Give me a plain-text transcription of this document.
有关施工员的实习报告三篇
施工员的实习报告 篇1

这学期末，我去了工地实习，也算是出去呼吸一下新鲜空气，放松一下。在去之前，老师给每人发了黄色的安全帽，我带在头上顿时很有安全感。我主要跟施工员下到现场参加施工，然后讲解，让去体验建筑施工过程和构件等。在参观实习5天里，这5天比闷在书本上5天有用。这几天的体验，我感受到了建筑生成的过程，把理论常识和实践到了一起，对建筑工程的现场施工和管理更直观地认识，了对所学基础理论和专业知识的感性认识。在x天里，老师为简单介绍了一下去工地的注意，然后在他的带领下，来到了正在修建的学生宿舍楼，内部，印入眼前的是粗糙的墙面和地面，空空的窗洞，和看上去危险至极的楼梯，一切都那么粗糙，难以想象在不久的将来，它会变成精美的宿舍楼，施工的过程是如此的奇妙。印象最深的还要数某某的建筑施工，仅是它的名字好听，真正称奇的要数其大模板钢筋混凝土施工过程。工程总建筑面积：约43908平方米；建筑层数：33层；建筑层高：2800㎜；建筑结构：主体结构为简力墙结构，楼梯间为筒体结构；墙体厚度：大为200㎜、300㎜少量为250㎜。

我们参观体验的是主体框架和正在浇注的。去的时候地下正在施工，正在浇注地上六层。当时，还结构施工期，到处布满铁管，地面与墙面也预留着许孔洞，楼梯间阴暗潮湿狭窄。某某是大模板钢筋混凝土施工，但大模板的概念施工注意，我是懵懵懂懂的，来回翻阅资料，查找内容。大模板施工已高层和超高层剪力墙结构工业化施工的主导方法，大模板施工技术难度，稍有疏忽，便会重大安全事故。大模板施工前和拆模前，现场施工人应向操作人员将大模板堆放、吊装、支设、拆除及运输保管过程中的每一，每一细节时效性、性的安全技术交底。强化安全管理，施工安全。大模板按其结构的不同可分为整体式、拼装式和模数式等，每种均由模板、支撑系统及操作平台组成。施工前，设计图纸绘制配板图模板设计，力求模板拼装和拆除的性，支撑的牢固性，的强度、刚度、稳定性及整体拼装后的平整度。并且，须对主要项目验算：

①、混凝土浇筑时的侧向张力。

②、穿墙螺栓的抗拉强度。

---

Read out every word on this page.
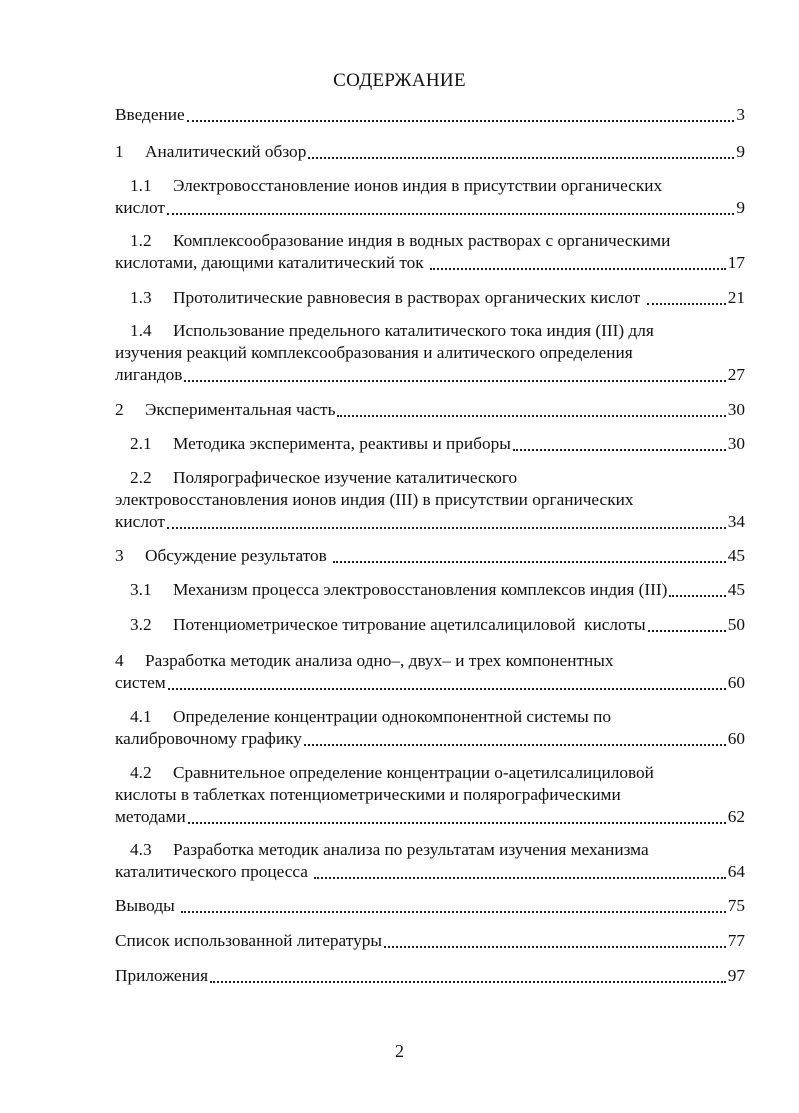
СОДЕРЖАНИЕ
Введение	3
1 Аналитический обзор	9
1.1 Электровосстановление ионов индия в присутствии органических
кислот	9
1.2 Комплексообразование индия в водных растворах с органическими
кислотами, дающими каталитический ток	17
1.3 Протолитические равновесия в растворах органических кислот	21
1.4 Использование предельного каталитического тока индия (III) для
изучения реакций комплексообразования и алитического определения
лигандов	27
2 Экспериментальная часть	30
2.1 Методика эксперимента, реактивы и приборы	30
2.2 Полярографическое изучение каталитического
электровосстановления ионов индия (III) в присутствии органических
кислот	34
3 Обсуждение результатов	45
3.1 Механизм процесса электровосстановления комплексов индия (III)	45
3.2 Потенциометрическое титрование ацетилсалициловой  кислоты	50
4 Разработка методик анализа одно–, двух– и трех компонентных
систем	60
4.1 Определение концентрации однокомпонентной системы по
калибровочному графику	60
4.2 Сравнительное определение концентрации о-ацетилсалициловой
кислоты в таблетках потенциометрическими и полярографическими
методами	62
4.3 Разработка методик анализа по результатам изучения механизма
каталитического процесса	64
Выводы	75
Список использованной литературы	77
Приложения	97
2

--

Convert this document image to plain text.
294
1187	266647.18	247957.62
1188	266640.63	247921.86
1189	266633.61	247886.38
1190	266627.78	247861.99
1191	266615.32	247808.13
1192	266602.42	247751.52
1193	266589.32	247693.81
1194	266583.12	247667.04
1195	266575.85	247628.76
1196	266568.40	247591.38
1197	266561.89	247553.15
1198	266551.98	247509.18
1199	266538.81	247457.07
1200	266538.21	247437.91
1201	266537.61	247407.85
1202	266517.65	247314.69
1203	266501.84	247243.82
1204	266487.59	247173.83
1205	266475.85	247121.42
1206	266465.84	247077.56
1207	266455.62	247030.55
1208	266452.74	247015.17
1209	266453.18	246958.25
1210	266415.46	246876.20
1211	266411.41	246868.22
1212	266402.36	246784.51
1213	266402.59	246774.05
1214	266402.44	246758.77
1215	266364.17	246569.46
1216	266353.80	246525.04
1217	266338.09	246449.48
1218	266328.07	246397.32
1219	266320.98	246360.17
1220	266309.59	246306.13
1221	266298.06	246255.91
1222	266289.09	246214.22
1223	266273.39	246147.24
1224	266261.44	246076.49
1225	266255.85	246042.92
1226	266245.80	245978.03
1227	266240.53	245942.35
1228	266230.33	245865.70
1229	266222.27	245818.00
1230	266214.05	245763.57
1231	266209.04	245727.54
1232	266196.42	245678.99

§ **WHAT IS REQUIRED**: Each line above that holds the string "каталитического" should be copied and shown.

§ **EXERCISE ANSWER**:
1.4 Использование предельного каталитического тока индия (III) для
2.2 Полярографическое изучение каталитического
каталитического процесса	64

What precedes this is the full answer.